__REQUIRED TASK__.
Rewrite the listing, starting at its first line and stopping after the line that contains "- point: [192, 100, 196, 105]". Replace "legend-label" with "legend-entry" and leave everything else unchanged.
[BEGIN RECORD EXTRACTS]
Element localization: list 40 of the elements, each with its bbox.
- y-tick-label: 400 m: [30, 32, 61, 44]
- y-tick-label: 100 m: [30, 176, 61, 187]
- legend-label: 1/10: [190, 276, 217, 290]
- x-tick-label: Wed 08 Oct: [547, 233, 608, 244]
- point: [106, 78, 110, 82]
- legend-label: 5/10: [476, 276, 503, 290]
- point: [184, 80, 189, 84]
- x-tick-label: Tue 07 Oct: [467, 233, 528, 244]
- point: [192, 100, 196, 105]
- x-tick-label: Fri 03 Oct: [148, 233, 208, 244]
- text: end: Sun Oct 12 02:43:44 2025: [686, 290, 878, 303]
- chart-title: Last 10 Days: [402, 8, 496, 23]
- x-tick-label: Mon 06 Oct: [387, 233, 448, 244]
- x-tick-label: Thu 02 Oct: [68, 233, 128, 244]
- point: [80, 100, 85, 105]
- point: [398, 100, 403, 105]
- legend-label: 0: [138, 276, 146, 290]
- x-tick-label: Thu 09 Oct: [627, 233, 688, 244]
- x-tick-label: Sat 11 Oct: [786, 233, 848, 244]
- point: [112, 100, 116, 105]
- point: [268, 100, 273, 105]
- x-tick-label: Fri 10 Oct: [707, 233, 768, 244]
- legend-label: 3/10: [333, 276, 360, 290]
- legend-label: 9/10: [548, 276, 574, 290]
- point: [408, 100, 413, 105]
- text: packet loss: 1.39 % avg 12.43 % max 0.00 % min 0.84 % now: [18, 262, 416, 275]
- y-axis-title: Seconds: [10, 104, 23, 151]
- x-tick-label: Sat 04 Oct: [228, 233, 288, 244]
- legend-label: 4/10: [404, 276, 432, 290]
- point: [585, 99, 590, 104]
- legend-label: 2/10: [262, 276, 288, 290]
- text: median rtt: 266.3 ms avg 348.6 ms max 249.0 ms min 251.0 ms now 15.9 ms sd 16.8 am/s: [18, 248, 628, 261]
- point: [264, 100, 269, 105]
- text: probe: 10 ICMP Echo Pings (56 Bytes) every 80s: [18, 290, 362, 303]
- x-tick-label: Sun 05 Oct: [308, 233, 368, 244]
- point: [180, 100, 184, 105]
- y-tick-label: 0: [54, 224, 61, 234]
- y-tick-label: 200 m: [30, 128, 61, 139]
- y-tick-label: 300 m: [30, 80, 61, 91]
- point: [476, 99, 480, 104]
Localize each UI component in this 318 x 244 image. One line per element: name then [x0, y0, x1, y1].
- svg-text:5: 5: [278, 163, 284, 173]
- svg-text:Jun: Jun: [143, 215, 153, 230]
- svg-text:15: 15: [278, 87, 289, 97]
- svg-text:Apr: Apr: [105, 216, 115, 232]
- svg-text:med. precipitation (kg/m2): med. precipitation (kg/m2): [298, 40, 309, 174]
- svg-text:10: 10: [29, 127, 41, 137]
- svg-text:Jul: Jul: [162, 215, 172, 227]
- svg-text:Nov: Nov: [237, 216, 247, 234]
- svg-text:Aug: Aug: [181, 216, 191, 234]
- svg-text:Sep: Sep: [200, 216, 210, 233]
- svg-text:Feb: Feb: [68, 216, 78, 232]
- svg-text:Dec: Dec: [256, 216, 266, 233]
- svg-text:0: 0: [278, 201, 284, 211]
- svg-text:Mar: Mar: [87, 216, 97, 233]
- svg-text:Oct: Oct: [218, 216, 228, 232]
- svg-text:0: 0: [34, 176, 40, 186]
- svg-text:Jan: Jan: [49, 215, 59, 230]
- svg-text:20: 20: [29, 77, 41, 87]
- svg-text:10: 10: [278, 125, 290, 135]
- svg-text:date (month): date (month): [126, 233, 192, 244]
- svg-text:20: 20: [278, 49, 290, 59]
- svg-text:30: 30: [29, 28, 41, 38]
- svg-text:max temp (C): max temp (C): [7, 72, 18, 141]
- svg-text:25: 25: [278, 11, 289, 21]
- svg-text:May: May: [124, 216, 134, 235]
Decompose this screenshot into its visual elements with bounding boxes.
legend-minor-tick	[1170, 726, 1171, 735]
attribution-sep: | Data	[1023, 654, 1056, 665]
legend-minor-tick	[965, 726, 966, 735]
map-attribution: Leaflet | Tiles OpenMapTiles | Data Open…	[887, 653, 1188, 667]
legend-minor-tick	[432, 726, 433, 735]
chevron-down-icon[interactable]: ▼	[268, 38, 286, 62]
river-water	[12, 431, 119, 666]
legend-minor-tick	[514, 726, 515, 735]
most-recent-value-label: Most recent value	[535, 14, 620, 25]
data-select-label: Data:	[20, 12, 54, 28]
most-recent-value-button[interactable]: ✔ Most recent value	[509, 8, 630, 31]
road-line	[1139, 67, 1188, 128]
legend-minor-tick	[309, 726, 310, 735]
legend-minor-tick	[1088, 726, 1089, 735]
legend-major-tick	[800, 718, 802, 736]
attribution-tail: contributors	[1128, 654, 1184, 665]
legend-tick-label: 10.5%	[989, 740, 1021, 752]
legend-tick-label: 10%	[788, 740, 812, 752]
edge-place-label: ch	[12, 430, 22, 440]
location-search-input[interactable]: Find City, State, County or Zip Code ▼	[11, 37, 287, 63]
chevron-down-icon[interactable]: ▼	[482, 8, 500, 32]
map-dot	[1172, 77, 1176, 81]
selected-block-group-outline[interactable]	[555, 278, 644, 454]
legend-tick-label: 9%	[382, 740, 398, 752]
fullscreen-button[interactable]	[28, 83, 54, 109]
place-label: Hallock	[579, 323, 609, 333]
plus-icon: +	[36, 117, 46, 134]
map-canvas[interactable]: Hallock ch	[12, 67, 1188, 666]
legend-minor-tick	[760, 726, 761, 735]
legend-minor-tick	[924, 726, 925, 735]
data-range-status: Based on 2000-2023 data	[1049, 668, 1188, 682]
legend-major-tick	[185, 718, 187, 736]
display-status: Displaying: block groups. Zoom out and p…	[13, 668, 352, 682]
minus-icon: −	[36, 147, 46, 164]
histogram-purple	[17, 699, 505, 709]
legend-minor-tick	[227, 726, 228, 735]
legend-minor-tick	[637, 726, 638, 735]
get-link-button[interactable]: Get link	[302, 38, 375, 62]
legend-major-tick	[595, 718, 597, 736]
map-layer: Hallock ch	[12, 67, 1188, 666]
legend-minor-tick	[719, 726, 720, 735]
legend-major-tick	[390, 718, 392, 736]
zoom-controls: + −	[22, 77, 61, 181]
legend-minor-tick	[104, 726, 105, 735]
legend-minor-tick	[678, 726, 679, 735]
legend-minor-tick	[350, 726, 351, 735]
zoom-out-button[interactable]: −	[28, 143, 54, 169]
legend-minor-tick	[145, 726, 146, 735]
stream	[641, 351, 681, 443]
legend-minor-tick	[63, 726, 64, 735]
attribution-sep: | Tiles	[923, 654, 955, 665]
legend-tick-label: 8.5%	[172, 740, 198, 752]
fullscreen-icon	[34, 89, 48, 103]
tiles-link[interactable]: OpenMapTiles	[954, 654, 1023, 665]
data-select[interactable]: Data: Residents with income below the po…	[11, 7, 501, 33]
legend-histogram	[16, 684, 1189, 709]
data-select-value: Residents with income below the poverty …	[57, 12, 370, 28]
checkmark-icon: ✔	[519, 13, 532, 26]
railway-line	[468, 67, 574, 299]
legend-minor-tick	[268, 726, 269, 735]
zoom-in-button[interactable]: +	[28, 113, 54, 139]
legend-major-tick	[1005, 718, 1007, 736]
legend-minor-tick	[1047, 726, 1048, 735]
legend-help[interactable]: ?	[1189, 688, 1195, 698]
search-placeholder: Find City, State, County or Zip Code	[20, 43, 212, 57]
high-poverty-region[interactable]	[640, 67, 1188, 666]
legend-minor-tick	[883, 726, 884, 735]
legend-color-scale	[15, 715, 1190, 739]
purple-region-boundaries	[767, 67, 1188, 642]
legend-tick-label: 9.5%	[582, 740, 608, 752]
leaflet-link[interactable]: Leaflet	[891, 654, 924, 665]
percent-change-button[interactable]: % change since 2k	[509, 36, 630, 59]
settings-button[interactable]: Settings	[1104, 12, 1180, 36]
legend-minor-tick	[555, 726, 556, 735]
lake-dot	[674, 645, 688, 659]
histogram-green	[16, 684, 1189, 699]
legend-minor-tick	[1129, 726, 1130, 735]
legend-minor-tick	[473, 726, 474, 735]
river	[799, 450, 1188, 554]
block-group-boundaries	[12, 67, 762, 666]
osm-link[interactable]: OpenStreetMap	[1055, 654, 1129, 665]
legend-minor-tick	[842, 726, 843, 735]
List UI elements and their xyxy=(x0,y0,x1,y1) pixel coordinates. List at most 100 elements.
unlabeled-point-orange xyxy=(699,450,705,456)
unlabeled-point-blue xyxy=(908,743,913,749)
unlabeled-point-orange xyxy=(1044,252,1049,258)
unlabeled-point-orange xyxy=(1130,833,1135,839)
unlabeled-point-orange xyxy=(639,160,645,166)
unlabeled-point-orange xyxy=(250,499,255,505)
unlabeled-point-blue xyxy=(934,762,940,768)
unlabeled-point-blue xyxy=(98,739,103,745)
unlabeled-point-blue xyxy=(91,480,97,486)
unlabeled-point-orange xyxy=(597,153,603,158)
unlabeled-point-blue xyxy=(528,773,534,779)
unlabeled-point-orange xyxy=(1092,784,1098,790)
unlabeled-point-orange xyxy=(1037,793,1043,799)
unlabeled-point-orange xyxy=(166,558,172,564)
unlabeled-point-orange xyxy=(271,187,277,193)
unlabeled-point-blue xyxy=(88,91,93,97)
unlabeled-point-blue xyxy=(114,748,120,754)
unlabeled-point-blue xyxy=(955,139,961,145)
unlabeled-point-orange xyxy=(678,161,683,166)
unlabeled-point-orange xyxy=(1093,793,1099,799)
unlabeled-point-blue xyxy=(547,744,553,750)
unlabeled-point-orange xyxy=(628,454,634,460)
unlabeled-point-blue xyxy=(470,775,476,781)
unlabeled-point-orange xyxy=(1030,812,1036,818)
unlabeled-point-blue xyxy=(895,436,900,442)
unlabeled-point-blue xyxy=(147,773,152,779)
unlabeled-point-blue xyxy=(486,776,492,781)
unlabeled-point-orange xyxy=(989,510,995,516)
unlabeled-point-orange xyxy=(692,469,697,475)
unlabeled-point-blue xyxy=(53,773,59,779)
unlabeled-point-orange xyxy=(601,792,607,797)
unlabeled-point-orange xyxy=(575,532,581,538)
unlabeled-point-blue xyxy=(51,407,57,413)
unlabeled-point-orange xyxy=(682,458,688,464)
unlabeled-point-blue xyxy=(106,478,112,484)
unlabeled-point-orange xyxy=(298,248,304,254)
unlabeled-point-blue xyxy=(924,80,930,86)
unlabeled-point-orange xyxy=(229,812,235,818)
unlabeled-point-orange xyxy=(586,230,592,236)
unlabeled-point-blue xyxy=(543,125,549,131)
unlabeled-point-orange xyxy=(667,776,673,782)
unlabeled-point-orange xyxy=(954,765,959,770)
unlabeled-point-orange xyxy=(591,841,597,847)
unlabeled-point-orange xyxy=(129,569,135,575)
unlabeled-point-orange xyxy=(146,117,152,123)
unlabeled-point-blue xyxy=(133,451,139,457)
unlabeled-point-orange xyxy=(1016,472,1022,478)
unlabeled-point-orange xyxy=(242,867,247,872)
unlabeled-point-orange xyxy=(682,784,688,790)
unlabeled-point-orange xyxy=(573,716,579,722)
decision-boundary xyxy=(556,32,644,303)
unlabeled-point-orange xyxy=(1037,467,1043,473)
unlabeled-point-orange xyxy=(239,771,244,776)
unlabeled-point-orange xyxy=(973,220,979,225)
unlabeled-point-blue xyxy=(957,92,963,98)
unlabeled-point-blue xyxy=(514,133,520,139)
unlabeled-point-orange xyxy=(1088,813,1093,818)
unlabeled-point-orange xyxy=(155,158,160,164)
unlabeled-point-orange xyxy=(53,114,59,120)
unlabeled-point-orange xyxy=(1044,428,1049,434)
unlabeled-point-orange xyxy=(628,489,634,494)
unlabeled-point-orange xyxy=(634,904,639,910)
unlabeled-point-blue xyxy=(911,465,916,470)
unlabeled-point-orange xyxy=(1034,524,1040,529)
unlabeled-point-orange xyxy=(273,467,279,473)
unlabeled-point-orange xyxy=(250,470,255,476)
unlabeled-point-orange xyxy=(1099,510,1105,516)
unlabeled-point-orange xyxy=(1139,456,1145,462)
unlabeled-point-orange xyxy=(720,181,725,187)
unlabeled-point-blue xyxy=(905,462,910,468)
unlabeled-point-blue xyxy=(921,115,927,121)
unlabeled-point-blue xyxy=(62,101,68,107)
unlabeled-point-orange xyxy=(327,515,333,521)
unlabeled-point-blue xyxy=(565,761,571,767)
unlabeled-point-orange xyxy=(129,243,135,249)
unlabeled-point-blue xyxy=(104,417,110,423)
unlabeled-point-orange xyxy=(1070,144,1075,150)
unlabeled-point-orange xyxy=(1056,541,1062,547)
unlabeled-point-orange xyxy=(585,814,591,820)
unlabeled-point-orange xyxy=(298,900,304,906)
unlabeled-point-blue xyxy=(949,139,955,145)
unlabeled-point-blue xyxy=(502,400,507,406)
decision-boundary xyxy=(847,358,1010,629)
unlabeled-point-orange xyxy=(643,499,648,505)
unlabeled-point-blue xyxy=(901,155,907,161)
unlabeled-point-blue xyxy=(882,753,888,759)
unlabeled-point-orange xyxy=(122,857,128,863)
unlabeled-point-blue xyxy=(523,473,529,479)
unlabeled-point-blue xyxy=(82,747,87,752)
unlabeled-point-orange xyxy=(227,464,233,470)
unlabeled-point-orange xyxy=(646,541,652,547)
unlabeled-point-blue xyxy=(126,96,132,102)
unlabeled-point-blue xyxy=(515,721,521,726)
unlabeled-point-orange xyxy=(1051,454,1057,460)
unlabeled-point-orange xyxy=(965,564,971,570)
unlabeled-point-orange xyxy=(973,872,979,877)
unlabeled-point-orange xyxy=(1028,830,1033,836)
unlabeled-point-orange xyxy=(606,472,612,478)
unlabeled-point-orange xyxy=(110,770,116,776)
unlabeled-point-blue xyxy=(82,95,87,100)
[END RECORD EXTRACTS]
__ANSWER TO THIS EXERCISE__.
Element localization: list 40 of the elements, each with its bbox.
- y-tick-label: 400 m: [30, 32, 61, 44]
- y-tick-label: 100 m: [30, 176, 61, 187]
- legend-entry: 1/10: [190, 276, 217, 290]
- x-tick-label: Wed 08 Oct: [547, 233, 608, 244]
- point: [106, 78, 110, 82]
- legend-entry: 5/10: [476, 276, 503, 290]
- point: [184, 80, 189, 84]
- x-tick-label: Tue 07 Oct: [467, 233, 528, 244]
- point: [192, 100, 196, 105]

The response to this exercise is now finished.